**Ihre Aufgabe**.
Geben Sie den nachstehenden Ausgangstext über die schleichende Re-Barbarisierung der Gesellschaft vollständig und Wort für Wort wieder.

In unserer Gesellschaft, jedenfalls an ihren sich
verbreiternden Rändern, ist eine schleichende Re-Barbarisierung zu
beobachten. Es ist ja nicht das erste Mal, dass, wie jetzt in
Cottbus, ein Kind an Vernachlässigung, Hunger und/oder Misshandlungen
stirbt und in der Tiefkühltruhe abgelegt wird. Es ist nicht das erste
Mal, dass ein Heranwachsender, wie eben erst wieder in
Berlin-Marzahn, von Gleichaltrigen oder doch mit ihrer Hilfe,
terrorisiert und bis an den Rand des Todes gefoltert wird.
Entführung, Vergewaltigung und Ermordung von Kindern sind fast schon
Dauerthema der Abendnachrichten. Das schreit geradezu nach
Ursachenforschung und Erklärung. Doch der beliebte Vorwurf, die Täter
seien selbst Opfer und in Wahrheit sei „die Gesellschaft“ schuld,
greift zu kurz. Unser Gemeinwesen ist mit Recht stolz auf die soziale
Absicherung, die sie trotz knapper Kassen gewährt. Wer Rat und Hilfe
braucht, wird sie finden. Not führt nicht automatisch zum Verbrechen.
Wer dies behauptet, beleidigt alle Bedürftigen. Schuld ist immer
persönlich. Und doch muss die wachsende Häufigkeit solcher
erschreckenden Vorfälle zu denken geben. In der Tat weist die
moderne, höchst liberale Gesellschaft Tendenzen zur
Überindividualisierung auf, die asoziale Haltungen bis hin zum
Verbrechen zwar nicht hervorrufen, aber doch begünstigen. Während in
vormodernen Gesellschaften staatlicher und sozialer Zwang mit
teilweise barbarischen Mitteln das System stabilisiert, bedarf das
liberale Gemeinwesen freiwilliger Selbstbindungen, um seine soziale
Aufgabe erfüllen zu können. Zur Anerkennung von Grenzen der Freiheit,
Respektierung von Werten und Achtung des Lebens aber muss erzogen
werden – nicht nur, und nicht einmal in erster Linie, in der Schule.

**Gegebene Daten**.
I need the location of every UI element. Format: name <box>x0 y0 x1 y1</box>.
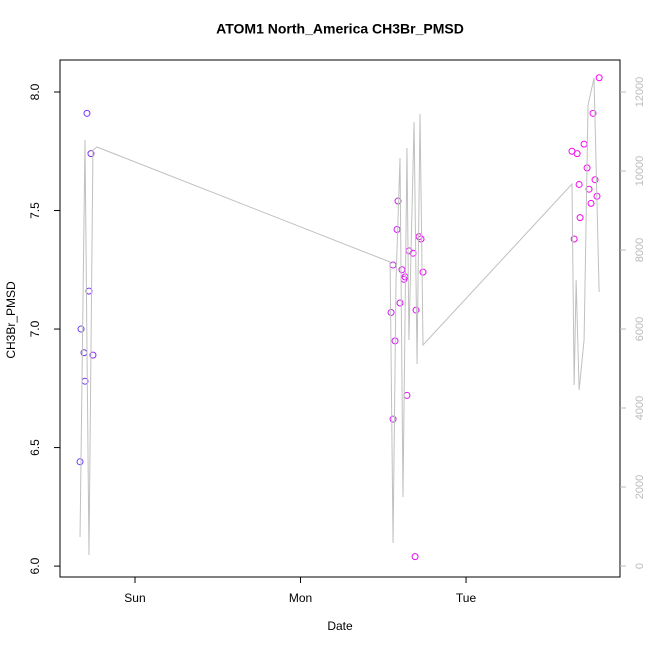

**Schriftliche Antwort**.
In unserer Gesellschaft, jedenfalls an ihren sich
verbreiternden Rändern, ist eine schleichende Re-Barbarisierung zu
beobachten. Es ist ja nicht das erste Mal, dass, wie jetzt in
Cottbus, ein Kind an Vernachlässigung, Hunger und/oder Misshandlungen
stirbt und in der Tiefkühltruhe abgelegt wird. Es ist nicht das erste
Mal, dass ein Heranwachsender, wie eben erst wieder in
Berlin-Marzahn, von Gleichaltrigen oder doch mit ihrer Hilfe,
terrorisiert und bis an den Rand des Todes gefoltert wird.
Entführung, Vergewaltigung und Ermordung von Kindern sind fast schon
Dauerthema der Abendnachrichten. Das schreit geradezu nach
Ursachenforschung und Erklärung. Doch der beliebte Vorwurf, die Täter
seien selbst Opfer und in Wahrheit sei „die Gesellschaft“ schuld,
greift zu kurz. Unser Gemeinwesen ist mit Recht stolz auf die soziale
Absicherung, die sie trotz knapper Kassen gewährt. Wer Rat und Hilfe
braucht, wird sie finden. Not führt nicht automatisch zum Verbrechen.
Wer dies behauptet, beleidigt alle Bedürftigen. Schuld ist immer
persönlich. Und doch muss die wachsende Häufigkeit solcher
erschreckenden Vorfälle zu denken geben. In der Tat weist die
moderne, höchst liberale Gesellschaft Tendenzen zur
Überindividualisierung auf, die asoziale Haltungen bis hin zum
Verbrechen zwar nicht hervorrufen, aber doch begünstigen. Während in
vormodernen Gesellschaften staatlicher und sozialer Zwang mit
teilweise barbarischen Mitteln das System stabilisiert, bedarf das
liberale Gemeinwesen freiwilliger Selbstbindungen, um seine soziale
Aufgabe erfüllen zu können. Zur Anerkennung von Grenzen der Freiheit,
Respektierung von Werten und Achtung des Lebens aber muss erzogen
werden – nicht nur, und nicht einmal in erster Linie, in der Schule.